-- start MATERIAL FOR THIS TASK --

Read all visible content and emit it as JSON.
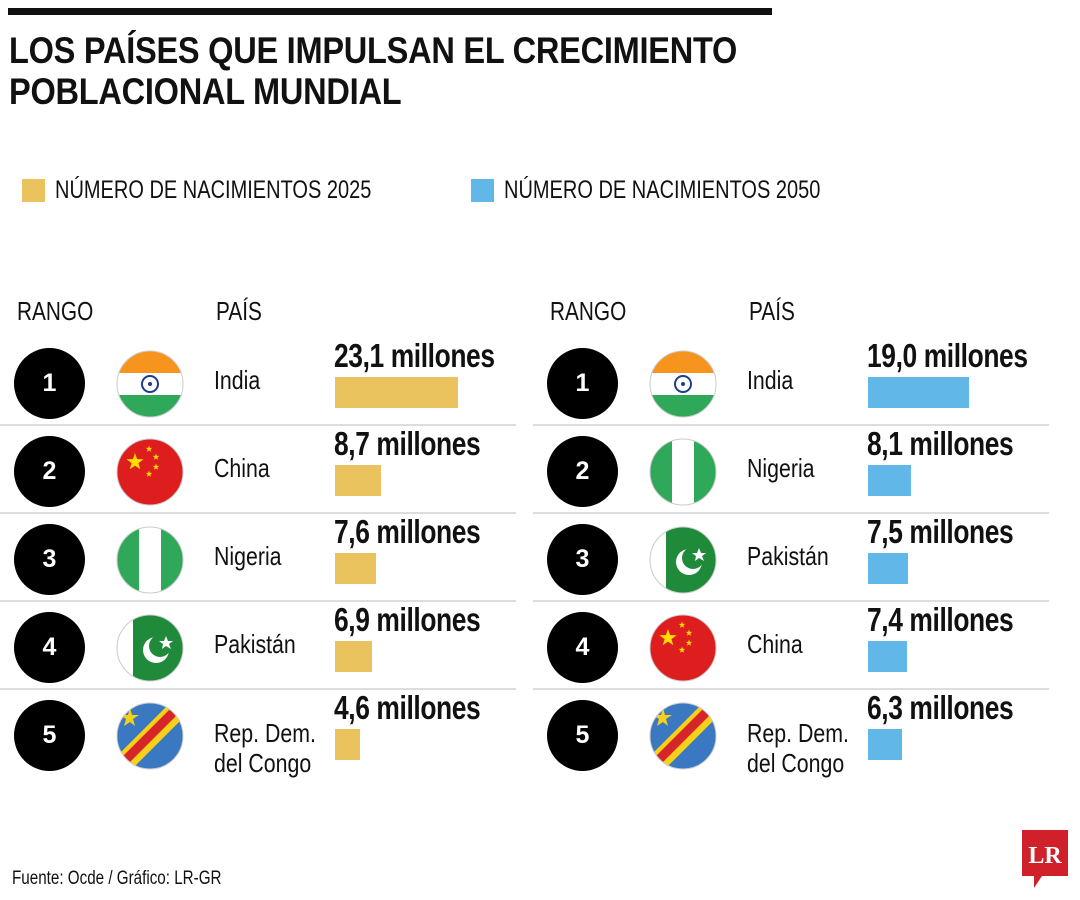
{
  "title_lines": [
    "LOS PAÍSES QUE IMPULSAN EL CRECIMIENTO",
    "POBLACIONAL MUNDIAL"
  ],
  "source": "Fuente: Ocde / Gráfico: LR-GR",
  "logo_text": "LR",
  "colors": {
    "y2025": "#EBC35E",
    "y2050": "#61B7E7",
    "logo": "#D0202A"
  },
  "chart_data": {
    "type": "bar",
    "title": "LOS PAÍSES QUE IMPULSAN EL CRECIMIENTO POBLACIONAL MUNDIAL",
    "unit": "millones",
    "legend": [
      "NÚMERO DE NACIMIENTOS 2025",
      "NÚMERO DE NACIMIENTOS 2050"
    ],
    "panels": [
      {
        "series": "NÚMERO DE NACIMIENTOS 2025",
        "col_rank": "RANGO",
        "col_country": "PAÍS",
        "rows": [
          {
            "rank": "1",
            "country": "India",
            "flag": "india-flag-icon",
            "value": 23.1,
            "label": "23,1 millones"
          },
          {
            "rank": "2",
            "country": "China",
            "flag": "china-flag-icon",
            "value": 8.7,
            "label": "8,7 millones"
          },
          {
            "rank": "3",
            "country": "Nigeria",
            "flag": "nigeria-flag-icon",
            "value": 7.6,
            "label": "7,6 millones"
          },
          {
            "rank": "4",
            "country": "Pakistán",
            "flag": "pakistan-flag-icon",
            "value": 6.9,
            "label": "6,9 millones"
          },
          {
            "rank": "5",
            "country": "Rep. Dem. del Congo",
            "flag": "drc-flag-icon",
            "value": 4.6,
            "label": "4,6 millones"
          }
        ]
      },
      {
        "series": "NÚMERO DE NACIMIENTOS 2050",
        "col_rank": "RANGO",
        "col_country": "PAÍS",
        "rows": [
          {
            "rank": "1",
            "country": "India",
            "flag": "india-flag-icon",
            "value": 19.0,
            "label": "19,0 millones"
          },
          {
            "rank": "2",
            "country": "Nigeria",
            "flag": "nigeria-flag-icon",
            "value": 8.1,
            "label": "8,1 millones"
          },
          {
            "rank": "3",
            "country": "Pakistán",
            "flag": "pakistan-flag-icon",
            "value": 7.5,
            "label": "7,5 millones"
          },
          {
            "rank": "4",
            "country": "China",
            "flag": "china-flag-icon",
            "value": 7.4,
            "label": "7,4 millones"
          },
          {
            "rank": "5",
            "country": "Rep. Dem. del Congo",
            "flag": "drc-flag-icon",
            "value": 6.3,
            "label": "6,3 millones"
          }
        ]
      }
    ]
  }
}
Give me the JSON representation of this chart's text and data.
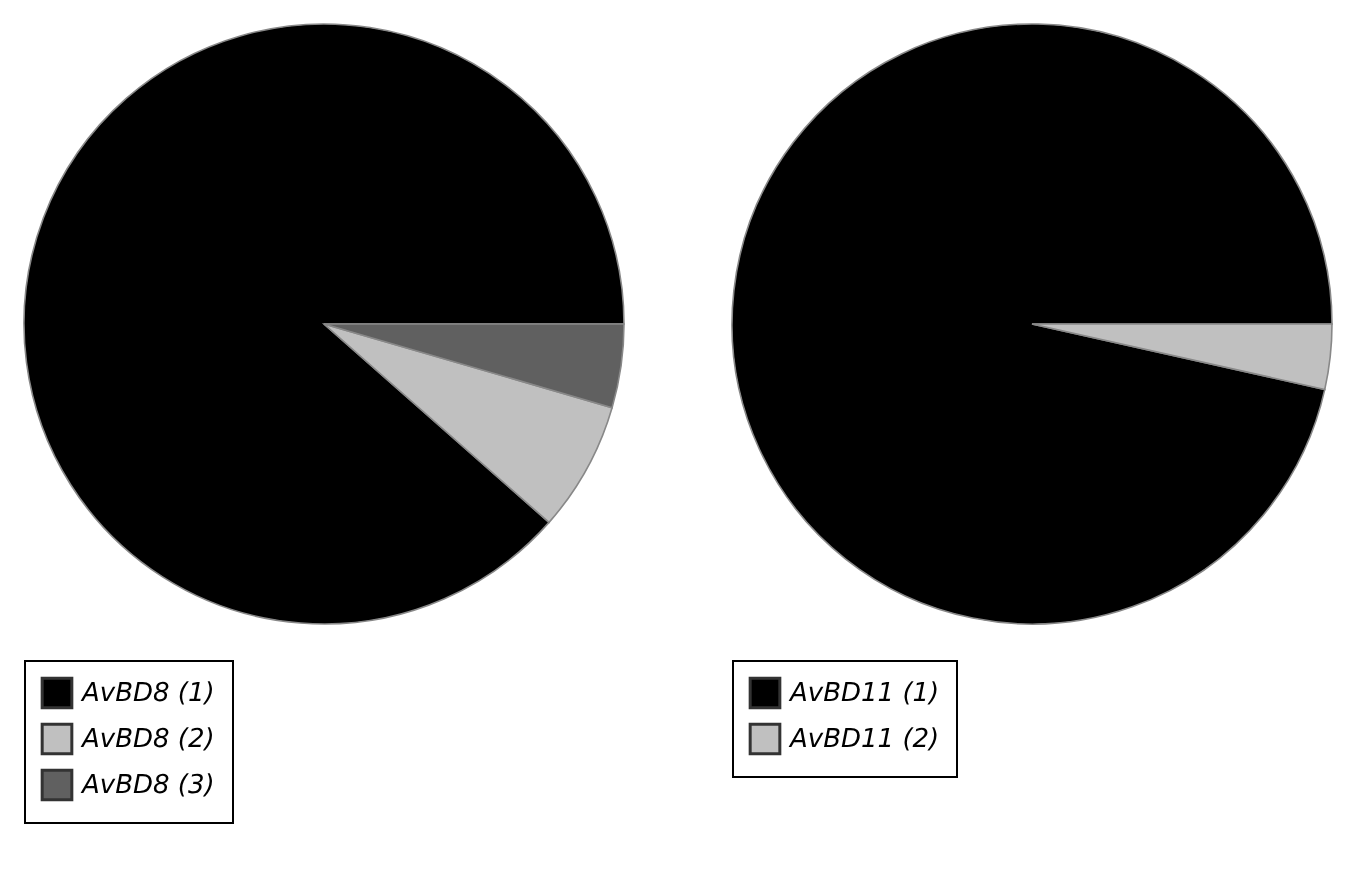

-- end MATERIAL FOR THIS TASK --

WHAT TO DO - Skip every picture and transcribe the data above exactly.

RESPONSE FOR THIS EXERCISE -
Read all visible content and emit it as JSON.
{
  "title_lines": [
    "LOS PAÍSES QUE IMPULSAN EL CRECIMIENTO",
    "POBLACIONAL MUNDIAL"
  ],
  "source": "Fuente: Ocde / Gráfico: LR-GR",
  "logo_text": "LR",
  "colors": {
    "y2025": "#EBC35E",
    "y2050": "#61B7E7",
    "logo": "#D0202A"
  },
  "chart_data": {
    "type": "bar",
    "title": "LOS PAÍSES QUE IMPULSAN EL CRECIMIENTO POBLACIONAL MUNDIAL",
    "unit": "millones",
    "legend": [
      "NÚMERO DE NACIMIENTOS 2025",
      "NÚMERO DE NACIMIENTOS 2050"
    ],
    "panels": [
      {
        "series": "NÚMERO DE NACIMIENTOS 2025",
        "col_rank": "RANGO",
        "col_country": "PAÍS",
        "rows": [
          {
            "rank": "1",
            "country": "India",
            "flag": "india-flag-icon",
            "value": 23.1,
            "label": "23,1 millones"
          },
          {
            "rank": "2",
            "country": "China",
            "flag": "china-flag-icon",
            "value": 8.7,
            "label": "8,7 millones"
          },
          {
            "rank": "3",
            "country": "Nigeria",
            "flag": "nigeria-flag-icon",
            "value": 7.6,
            "label": "7,6 millones"
          },
          {
            "rank": "4",
            "country": "Pakistán",
            "flag": "pakistan-flag-icon",
            "value": 6.9,
            "label": "6,9 millones"
          },
          {
            "rank": "5",
            "country": "Rep. Dem. del Congo",
            "flag": "drc-flag-icon",
            "value": 4.6,
            "label": "4,6 millones"
          }
        ]
      },
      {
        "series": "NÚMERO DE NACIMIENTOS 2050",
        "col_rank": "RANGO",
        "col_country": "PAÍS",
        "rows": [
          {
            "rank": "1",
            "country": "India",
            "flag": "india-flag-icon",
            "value": 19.0,
            "label": "19,0 millones"
          },
          {
            "rank": "2",
            "country": "Nigeria",
            "flag": "nigeria-flag-icon",
            "value": 8.1,
            "label": "8,1 millones"
          },
          {
            "rank": "3",
            "country": "Pakistán",
            "flag": "pakistan-flag-icon",
            "value": 7.5,
            "label": "7,5 millones"
          },
          {
            "rank": "4",
            "country": "China",
            "flag": "china-flag-icon",
            "value": 7.4,
            "label": "7,4 millones"
          },
          {
            "rank": "5",
            "country": "Rep. Dem. del Congo",
            "flag": "drc-flag-icon",
            "value": 6.3,
            "label": "6,3 millones"
          }
        ]
      }
    ]
  }
}
Give me the JSON representation of this chart's text and data.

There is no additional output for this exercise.